Collected data:
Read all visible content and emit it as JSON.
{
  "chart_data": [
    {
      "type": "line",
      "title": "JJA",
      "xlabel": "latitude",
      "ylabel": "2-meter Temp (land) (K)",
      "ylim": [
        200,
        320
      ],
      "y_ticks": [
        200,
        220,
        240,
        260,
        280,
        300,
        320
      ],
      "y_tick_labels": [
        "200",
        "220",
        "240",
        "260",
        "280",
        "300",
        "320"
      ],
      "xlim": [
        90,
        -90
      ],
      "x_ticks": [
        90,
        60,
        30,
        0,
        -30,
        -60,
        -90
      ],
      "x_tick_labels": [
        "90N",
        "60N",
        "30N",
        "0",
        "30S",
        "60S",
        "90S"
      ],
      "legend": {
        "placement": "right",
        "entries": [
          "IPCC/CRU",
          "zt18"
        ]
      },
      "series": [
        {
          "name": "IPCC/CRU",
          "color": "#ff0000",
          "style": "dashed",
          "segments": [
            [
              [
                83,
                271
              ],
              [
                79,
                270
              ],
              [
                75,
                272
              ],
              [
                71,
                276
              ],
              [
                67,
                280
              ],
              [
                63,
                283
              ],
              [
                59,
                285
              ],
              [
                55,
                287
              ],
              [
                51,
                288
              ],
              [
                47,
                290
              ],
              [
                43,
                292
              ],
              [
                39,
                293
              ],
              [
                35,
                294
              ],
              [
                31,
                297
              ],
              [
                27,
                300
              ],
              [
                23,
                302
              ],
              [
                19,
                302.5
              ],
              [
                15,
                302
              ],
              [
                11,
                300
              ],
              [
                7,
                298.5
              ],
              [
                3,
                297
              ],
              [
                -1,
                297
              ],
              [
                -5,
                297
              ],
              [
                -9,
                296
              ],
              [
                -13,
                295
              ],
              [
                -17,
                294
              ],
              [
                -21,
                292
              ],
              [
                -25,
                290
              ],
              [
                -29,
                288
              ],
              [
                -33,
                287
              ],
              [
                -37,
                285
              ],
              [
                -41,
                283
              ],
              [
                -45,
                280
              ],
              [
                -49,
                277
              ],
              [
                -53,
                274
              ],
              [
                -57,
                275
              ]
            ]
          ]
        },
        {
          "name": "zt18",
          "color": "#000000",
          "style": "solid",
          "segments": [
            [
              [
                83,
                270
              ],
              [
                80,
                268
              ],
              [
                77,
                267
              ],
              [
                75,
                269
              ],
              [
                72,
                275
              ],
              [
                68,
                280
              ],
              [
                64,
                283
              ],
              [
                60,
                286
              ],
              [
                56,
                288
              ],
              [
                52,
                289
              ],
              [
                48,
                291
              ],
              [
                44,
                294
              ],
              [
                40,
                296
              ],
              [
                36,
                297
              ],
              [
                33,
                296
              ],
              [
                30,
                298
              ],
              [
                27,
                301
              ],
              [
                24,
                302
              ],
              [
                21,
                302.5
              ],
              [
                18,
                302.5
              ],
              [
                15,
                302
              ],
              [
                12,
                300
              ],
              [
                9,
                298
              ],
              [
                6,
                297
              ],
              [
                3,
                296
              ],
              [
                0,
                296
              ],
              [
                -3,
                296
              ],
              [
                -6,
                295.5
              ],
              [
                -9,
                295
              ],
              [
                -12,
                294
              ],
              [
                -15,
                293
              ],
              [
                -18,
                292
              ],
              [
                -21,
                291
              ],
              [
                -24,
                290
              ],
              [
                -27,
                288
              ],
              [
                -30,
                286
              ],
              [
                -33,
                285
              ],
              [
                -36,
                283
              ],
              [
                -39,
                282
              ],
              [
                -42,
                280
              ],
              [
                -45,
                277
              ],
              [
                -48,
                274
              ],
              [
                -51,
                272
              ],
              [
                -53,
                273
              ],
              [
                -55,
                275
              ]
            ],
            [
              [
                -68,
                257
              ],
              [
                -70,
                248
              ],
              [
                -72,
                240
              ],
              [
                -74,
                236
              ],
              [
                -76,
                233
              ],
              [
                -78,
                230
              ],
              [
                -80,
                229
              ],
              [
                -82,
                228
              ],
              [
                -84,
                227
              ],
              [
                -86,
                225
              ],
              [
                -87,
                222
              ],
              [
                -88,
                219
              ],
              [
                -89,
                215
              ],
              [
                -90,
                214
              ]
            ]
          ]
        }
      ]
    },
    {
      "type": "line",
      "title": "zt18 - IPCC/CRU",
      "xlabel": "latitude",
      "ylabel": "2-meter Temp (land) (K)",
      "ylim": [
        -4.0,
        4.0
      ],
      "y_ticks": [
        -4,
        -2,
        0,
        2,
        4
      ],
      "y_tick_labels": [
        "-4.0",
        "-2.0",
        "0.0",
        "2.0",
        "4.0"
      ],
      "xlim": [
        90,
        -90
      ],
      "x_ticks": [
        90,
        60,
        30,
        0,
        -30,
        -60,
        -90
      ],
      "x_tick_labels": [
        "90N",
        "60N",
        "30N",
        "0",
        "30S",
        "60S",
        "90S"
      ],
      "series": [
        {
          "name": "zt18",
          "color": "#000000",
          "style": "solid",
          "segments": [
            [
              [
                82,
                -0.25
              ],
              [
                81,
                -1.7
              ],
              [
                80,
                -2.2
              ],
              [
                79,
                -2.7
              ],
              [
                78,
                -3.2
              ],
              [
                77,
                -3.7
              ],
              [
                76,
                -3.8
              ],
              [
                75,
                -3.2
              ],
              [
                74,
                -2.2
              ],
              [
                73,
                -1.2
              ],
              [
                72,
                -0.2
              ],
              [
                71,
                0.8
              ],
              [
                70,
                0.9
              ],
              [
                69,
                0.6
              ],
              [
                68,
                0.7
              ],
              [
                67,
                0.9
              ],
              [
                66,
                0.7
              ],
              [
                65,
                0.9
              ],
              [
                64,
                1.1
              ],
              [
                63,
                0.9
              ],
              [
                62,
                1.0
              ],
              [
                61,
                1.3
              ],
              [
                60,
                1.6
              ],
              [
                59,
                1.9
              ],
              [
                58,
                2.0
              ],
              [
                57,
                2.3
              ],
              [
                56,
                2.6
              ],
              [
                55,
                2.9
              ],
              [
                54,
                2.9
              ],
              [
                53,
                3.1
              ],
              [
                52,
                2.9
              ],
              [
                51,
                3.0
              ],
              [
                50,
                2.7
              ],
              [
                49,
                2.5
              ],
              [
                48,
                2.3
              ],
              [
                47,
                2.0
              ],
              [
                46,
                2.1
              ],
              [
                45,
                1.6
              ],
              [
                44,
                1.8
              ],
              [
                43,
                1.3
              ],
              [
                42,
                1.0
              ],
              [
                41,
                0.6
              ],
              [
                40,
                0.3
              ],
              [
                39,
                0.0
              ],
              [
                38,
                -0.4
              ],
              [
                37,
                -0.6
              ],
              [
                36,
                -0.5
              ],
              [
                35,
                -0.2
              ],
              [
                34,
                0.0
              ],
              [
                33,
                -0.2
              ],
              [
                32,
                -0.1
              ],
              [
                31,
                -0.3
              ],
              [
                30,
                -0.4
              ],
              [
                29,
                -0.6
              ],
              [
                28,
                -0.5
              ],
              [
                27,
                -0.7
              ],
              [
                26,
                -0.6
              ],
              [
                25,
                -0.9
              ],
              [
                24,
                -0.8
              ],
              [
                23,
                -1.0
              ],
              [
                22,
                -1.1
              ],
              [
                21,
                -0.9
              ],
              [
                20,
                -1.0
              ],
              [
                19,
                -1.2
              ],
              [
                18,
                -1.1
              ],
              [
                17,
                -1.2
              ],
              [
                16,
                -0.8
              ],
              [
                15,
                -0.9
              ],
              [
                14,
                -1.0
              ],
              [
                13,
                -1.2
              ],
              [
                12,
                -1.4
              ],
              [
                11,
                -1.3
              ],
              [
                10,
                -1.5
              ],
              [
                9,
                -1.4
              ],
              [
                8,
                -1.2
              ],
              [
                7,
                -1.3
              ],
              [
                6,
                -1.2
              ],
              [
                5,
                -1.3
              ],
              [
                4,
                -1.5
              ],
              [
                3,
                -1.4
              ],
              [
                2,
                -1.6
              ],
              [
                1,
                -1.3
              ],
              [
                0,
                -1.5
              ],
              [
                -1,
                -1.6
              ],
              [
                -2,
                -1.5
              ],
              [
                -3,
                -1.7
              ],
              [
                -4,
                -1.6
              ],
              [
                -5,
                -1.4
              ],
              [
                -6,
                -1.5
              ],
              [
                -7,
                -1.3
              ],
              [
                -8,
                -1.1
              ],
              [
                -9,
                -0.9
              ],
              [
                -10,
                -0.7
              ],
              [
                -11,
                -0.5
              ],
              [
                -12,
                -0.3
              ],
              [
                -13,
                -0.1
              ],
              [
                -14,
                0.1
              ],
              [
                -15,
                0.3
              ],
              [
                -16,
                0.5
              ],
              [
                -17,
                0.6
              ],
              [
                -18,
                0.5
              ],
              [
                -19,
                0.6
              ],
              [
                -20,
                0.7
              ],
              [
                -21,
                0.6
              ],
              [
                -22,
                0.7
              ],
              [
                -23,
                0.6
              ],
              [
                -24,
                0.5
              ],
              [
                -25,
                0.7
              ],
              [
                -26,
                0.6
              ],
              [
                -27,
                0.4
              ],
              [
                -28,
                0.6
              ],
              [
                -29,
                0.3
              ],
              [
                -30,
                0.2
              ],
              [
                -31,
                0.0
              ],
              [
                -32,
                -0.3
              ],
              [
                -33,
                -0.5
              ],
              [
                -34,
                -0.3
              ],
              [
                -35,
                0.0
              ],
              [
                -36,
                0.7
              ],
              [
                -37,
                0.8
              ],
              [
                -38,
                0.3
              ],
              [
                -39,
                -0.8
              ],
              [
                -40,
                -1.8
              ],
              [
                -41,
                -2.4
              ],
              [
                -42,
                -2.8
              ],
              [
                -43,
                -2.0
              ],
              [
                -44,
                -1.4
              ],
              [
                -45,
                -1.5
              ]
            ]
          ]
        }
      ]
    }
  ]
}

(Problem) Among the lines of the material, find those that hold the word "IPCC" and copy them.

(The completed task)
          "IPCC/CRU",
          "name": "IPCC/CRU",
      "title": "zt18 - IPCC/CRU",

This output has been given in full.